Dataset entries
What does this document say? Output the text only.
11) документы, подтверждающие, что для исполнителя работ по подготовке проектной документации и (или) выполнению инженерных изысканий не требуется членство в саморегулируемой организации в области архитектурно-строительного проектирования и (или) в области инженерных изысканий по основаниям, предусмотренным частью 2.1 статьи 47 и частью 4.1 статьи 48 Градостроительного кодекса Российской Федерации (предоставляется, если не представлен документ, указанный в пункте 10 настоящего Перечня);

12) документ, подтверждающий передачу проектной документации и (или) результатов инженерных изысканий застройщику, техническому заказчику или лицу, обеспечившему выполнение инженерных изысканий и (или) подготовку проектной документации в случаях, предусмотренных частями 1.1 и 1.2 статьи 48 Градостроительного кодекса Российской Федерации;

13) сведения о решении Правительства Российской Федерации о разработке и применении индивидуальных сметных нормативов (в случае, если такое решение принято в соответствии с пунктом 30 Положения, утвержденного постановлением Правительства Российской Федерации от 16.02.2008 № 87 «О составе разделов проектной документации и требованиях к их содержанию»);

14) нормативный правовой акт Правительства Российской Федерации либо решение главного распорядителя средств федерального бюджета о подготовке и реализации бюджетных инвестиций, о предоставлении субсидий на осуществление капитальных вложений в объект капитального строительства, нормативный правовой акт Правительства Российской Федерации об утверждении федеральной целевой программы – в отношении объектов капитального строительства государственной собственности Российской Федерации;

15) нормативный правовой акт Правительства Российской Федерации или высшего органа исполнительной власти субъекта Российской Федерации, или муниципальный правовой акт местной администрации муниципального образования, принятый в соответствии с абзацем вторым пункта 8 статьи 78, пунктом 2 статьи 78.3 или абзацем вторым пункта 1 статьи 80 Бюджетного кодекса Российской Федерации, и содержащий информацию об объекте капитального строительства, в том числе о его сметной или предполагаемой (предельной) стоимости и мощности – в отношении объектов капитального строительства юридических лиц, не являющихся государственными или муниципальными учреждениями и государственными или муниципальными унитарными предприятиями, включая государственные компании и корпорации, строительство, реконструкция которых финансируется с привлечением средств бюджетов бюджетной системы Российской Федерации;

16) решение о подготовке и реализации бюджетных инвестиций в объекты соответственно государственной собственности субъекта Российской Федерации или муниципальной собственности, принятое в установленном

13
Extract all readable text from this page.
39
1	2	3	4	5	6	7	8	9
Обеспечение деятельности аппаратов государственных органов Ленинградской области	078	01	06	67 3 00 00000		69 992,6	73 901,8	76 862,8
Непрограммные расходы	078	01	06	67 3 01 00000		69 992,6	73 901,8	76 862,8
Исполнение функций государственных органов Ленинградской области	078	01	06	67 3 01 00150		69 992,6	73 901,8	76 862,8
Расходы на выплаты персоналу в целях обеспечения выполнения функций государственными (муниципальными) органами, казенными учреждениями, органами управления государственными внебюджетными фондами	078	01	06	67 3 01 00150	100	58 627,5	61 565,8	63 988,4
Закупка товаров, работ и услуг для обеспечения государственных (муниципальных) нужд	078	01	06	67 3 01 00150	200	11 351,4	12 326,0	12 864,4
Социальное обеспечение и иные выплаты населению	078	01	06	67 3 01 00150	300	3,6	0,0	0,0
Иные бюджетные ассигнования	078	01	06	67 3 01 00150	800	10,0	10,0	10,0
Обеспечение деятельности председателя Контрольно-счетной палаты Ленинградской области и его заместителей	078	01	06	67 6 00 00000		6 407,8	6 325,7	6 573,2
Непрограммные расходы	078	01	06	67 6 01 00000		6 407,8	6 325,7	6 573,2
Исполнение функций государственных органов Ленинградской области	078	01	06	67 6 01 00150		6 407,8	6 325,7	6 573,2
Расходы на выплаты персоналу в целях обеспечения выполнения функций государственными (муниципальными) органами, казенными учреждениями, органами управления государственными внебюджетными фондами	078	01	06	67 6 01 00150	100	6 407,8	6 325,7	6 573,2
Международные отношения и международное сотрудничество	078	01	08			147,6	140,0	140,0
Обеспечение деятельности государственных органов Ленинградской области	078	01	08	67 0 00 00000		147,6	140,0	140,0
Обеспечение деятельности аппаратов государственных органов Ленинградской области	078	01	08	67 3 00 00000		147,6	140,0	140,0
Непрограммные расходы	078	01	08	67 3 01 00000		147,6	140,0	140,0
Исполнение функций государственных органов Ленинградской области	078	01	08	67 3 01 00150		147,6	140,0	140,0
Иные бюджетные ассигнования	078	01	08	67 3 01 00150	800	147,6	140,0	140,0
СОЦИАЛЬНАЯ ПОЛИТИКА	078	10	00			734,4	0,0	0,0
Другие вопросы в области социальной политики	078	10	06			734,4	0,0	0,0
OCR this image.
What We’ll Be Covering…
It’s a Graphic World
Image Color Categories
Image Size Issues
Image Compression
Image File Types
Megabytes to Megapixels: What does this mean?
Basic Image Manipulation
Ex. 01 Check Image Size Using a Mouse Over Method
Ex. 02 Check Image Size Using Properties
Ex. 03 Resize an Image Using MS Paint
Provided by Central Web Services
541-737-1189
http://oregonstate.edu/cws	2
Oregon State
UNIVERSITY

SHORT EXERCISE: In the material above, tally every line with the string "What" in it, then give that number alone.

RESULT OF THIS EXERCISE: 3